━━━ Record extracts ━━━

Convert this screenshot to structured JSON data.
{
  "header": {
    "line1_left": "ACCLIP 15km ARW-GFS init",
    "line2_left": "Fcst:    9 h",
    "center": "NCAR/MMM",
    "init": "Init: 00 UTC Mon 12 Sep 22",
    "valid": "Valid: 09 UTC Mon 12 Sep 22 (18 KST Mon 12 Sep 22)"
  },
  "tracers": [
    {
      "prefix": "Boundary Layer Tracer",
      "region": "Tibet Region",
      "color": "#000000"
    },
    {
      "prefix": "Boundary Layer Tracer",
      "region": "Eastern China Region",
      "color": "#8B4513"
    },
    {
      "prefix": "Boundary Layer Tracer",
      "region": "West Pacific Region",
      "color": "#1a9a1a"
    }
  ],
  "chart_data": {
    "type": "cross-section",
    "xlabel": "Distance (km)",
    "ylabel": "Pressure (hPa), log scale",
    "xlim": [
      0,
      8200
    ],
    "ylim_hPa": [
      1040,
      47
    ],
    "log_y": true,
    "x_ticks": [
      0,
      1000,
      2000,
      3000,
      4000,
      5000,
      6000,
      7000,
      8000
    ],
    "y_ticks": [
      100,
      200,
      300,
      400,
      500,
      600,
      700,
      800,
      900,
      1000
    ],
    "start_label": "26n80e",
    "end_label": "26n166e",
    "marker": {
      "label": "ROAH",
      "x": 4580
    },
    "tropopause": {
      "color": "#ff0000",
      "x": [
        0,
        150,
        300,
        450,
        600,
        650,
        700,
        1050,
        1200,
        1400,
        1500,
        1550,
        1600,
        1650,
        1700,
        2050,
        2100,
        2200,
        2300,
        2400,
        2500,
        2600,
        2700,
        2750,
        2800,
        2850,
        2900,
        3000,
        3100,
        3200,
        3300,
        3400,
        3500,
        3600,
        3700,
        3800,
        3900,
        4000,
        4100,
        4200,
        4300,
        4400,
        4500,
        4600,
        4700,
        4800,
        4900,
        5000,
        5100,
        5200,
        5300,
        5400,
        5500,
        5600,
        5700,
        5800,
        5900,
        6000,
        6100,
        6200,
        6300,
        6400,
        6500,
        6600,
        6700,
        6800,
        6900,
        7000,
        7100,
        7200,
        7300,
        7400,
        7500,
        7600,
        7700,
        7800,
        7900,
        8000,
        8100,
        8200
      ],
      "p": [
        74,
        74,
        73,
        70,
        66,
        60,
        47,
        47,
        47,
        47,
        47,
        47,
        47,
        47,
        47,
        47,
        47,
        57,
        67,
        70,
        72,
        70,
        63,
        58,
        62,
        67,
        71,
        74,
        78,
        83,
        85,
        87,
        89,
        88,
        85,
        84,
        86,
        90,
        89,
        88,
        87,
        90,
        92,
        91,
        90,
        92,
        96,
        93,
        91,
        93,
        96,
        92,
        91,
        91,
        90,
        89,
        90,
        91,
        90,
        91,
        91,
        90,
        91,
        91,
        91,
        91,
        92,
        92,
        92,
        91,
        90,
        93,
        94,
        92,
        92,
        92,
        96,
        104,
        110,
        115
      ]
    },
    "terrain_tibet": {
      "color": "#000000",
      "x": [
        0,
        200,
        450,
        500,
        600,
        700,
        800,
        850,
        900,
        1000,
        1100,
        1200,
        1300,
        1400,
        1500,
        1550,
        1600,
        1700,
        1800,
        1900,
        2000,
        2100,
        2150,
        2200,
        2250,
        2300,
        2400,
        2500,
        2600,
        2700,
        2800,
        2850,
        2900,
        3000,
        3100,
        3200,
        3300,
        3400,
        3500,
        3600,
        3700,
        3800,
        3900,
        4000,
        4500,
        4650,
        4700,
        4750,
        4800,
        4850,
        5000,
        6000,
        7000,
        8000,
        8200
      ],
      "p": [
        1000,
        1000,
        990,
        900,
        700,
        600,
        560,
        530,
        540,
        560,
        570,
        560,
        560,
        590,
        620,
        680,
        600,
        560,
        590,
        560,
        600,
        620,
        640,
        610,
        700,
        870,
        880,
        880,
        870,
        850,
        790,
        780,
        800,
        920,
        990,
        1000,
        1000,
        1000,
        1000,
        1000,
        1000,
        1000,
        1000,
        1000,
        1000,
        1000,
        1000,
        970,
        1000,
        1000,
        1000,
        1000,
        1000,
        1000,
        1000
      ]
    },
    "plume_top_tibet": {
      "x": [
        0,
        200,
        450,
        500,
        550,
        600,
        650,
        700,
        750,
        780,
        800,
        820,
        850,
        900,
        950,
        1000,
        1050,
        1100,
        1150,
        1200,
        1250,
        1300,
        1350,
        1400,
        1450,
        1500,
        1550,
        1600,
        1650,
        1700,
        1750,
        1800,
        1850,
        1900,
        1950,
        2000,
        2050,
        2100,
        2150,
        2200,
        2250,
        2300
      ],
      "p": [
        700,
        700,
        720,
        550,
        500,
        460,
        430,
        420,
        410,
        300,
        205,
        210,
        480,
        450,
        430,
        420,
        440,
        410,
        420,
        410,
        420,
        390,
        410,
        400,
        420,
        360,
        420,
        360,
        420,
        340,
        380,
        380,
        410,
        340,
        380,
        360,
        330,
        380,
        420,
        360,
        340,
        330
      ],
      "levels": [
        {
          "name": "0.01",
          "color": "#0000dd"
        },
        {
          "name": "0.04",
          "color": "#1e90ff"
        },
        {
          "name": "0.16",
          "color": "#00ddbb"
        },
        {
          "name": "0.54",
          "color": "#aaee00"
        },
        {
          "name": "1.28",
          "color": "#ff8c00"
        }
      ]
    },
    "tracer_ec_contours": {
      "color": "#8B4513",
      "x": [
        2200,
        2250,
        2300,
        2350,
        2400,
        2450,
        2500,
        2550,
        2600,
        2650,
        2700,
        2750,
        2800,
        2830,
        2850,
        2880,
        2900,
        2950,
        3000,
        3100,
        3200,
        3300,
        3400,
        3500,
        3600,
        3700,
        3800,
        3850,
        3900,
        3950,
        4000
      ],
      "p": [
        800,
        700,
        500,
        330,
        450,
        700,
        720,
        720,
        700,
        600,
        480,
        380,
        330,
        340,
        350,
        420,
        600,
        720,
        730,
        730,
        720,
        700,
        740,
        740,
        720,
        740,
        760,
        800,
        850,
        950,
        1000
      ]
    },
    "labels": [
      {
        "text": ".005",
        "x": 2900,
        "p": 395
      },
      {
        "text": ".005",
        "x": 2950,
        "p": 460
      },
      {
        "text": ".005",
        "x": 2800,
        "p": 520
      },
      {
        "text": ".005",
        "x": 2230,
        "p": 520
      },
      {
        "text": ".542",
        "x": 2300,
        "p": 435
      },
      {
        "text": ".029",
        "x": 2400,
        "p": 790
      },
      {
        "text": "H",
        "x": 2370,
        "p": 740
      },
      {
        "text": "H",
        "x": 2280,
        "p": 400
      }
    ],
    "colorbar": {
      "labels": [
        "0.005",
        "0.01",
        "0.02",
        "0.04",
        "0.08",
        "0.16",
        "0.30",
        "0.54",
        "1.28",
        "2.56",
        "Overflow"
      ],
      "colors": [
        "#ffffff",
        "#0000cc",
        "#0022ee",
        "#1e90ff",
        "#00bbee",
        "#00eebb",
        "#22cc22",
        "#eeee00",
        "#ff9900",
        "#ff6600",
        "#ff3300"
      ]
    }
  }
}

━━━

### To be done
Give the listing above again, word for word.

### Exercise output
Convert this screenshot to structured JSON data.
{
  "header": {
    "line1_left": "ACCLIP 15km ARW-GFS init",
    "line2_left": "Fcst:    9 h",
    "center": "NCAR/MMM",
    "init": "Init: 00 UTC Mon 12 Sep 22",
    "valid": "Valid: 09 UTC Mon 12 Sep 22 (18 KST Mon 12 Sep 22)"
  },
  "tracers": [
    {
      "prefix": "Boundary Layer Tracer",
      "region": "Tibet Region",
      "color": "#000000"
    },
    {
      "prefix": "Boundary Layer Tracer",
      "region": "Eastern China Region",
      "color": "#8B4513"
    },
    {
      "prefix": "Boundary Layer Tracer",
      "region": "West Pacific Region",
      "color": "#1a9a1a"
    }
  ],
  "chart_data": {
    "type": "cross-section",
    "xlabel": "Distance (km)",
    "ylabel": "Pressure (hPa), log scale",
    "xlim": [
      0,
      8200
    ],
    "ylim_hPa": [
      1040,
      47
    ],
    "log_y": true,
    "x_ticks": [
      0,
      1000,
      2000,
      3000,
      4000,
      5000,
      6000,
      7000,
      8000
    ],
    "y_ticks": [
      100,
      200,
      300,
      400,
      500,
      600,
      700,
      800,
      900,
      1000
    ],
    "start_label": "26n80e",
    "end_label": "26n166e",
    "marker": {
      "label": "ROAH",
      "x": 4580
    },
    "tropopause": {
      "color": "#ff0000",
      "x": [
        0,
        150,
        300,
        450,
        600,
        650,
        700,
        1050,
        1200,
        1400,
        1500,
        1550,
        1600,
        1650,
        1700,
        2050,
        2100,
        2200,
        2300,
        2400,
        2500,
        2600,
        2700,
        2750,
        2800,
        2850,
        2900,
        3000,
        3100,
        3200,
        3300,
        3400,
        3500,
        3600,
        3700,
        3800,
        3900,
        4000,
        4100,
        4200,
        4300,
        4400,
        4500,
        4600,
        4700,
        4800,
        4900,
        5000,
        5100,
        5200,
        5300,
        5400,
        5500,
        5600,
        5700,
        5800,
        5900,
        6000,
        6100,
        6200,
        6300,
        6400,
        6500,
        6600,
        6700,
        6800,
        6900,
        7000,
        7100,
        7200,
        7300,
        7400,
        7500,
        7600,
        7700,
        7800,
        7900,
        8000,
        8100,
        8200
      ],
      "p": [
        74,
        74,
        73,
        70,
        66,
        60,
        47,
        47,
        47,
        47,
        47,
        47,
        47,
        47,
        47,
        47,
        47,
        57,
        67,
        70,
        72,
        70,
        63,
        58,
        62,
        67,
        71,
        74,
        78,
        83,
        85,
        87,
        89,
        88,
        85,
        84,
        86,
        90,
        89,
        88,
        87,
        90,
        92,
        91,
        90,
        92,
        96,
        93,
        91,
        93,
        96,
        92,
        91,
        91,
        90,
        89,
        90,
        91,
        90,
        91,
        91,
        90,
        91,
        91,
        91,
        91,
        92,
        92,
        92,
        91,
        90,
        93,
        94,
        92,
        92,
        92,
        96,
        104,
        110,
        115
      ]
    },
    "terrain_tibet": {
      "color": "#000000",
      "x": [
        0,
        200,
        450,
        500,
        600,
        700,
        800,
        850,
        900,
        1000,
        1100,
        1200,
        1300,
        1400,
        1500,
        1550,
        1600,
        1700,
        1800,
        1900,
        2000,
        2100,
        2150,
        2200,
        2250,
        2300,
        2400,
        2500,
        2600,
        2700,
        2800,
        2850,
        2900,
        3000,
        3100,
        3200,
        3300,
        3400,
        3500,
        3600,
        3700,
        3800,
        3900,
        4000,
        4500,
        4650,
        4700,
        4750,
        4800,
        4850,
        5000,
        6000,
        7000,
        8000,
        8200
      ],
      "p": [
        1000,
        1000,
        990,
        900,
        700,
        600,
        560,
        530,
        540,
        560,
        570,
        560,
        560,
        590,
        620,
        680,
        600,
        560,
        590,
        560,
        600,
        620,
        640,
        610,
        700,
        870,
        880,
        880,
        870,
        850,
        790,
        780,
        800,
        920,
        990,
        1000,
        1000,
        1000,
        1000,
        1000,
        1000,
        1000,
        1000,
        1000,
        1000,
        1000,
        1000,
        970,
        1000,
        1000,
        1000,
        1000,
        1000,
        1000,
        1000
      ]
    },
    "plume_top_tibet": {
      "x": [
        0,
        200,
        450,
        500,
        550,
        600,
        650,
        700,
        750,
        780,
        800,
        820,
        850,
        900,
        950,
        1000,
        1050,
        1100,
        1150,
        1200,
        1250,
        1300,
        1350,
        1400,
        1450,
        1500,
        1550,
        1600,
        1650,
        1700,
        1750,
        1800,
        1850,
        1900,
        1950,
        2000,
        2050,
        2100,
        2150,
        2200,
        2250,
        2300
      ],
      "p": [
        700,
        700,
        720,
        550,
        500,
        460,
        430,
        420,
        410,
        300,
        205,
        210,
        480,
        450,
        430,
        420,
        440,
        410,
        420,
        410,
        420,
        390,
        410,
        400,
        420,
        360,
        420,
        360,
        420,
        340,
        380,
        380,
        410,
        340,
        380,
        360,
        330,
        380,
        420,
        360,
        340,
        330
      ],
      "levels": [
        {
          "name": "0.01",
          "color": "#0000dd"
        },
        {
          "name": "0.04",
          "color": "#1e90ff"
        },
        {
          "name": "0.16",
          "color": "#00ddbb"
        },
        {
          "name": "0.54",
          "color": "#aaee00"
        },
        {
          "name": "1.28",
          "color": "#ff8c00"
        }
      ]
    },
    "tracer_ec_contours": {
      "color": "#8B4513",
      "x": [
        2200,
        2250,
        2300,
        2350,
        2400,
        2450,
        2500,
        2550,
        2600,
        2650,
        2700,
        2750,
        2800,
        2830,
        2850,
        2880,
        2900,
        2950,
        3000,
        3100,
        3200,
        3300,
        3400,
        3500,
        3600,
        3700,
        3800,
        3850,
        3900,
        3950,
        4000
      ],
      "p": [
        800,
        700,
        500,
        330,
        450,
        700,
        720,
        720,
        700,
        600,
        480,
        380,
        330,
        340,
        350,
        420,
        600,
        720,
        730,
        730,
        720,
        700,
        740,
        740,
        720,
        740,
        760,
        800,
        850,
        950,
        1000
      ]
    },
    "labels": [
      {
        "text": ".005",
        "x": 2900,
        "p": 395
      },
      {
        "text": ".005",
        "x": 2950,
        "p": 460
      },
      {
        "text": ".005",
        "x": 2800,
        "p": 520
      },
      {
        "text": ".005",
        "x": 2230,
        "p": 520
      },
      {
        "text": ".542",
        "x": 2300,
        "p": 435
      },
      {
        "text": ".029",
        "x": 2400,
        "p": 790
      },
      {
        "text": "H",
        "x": 2370,
        "p": 740
      },
      {
        "text": "H",
        "x": 2280,
        "p": 400
      }
    ],
    "colorbar": {
      "labels": [
        "0.005",
        "0.01",
        "0.02",
        "0.04",
        "0.08",
        "0.16",
        "0.30",
        "0.54",
        "1.28",
        "2.56",
        "Overflow"
      ],
      "colors": [
        "#ffffff",
        "#0000cc",
        "#0022ee",
        "#1e90ff",
        "#00bbee",
        "#00eebb",
        "#22cc22",
        "#eeee00",
        "#ff9900",
        "#ff6600",
        "#ff3300"
      ]
    }
  }
}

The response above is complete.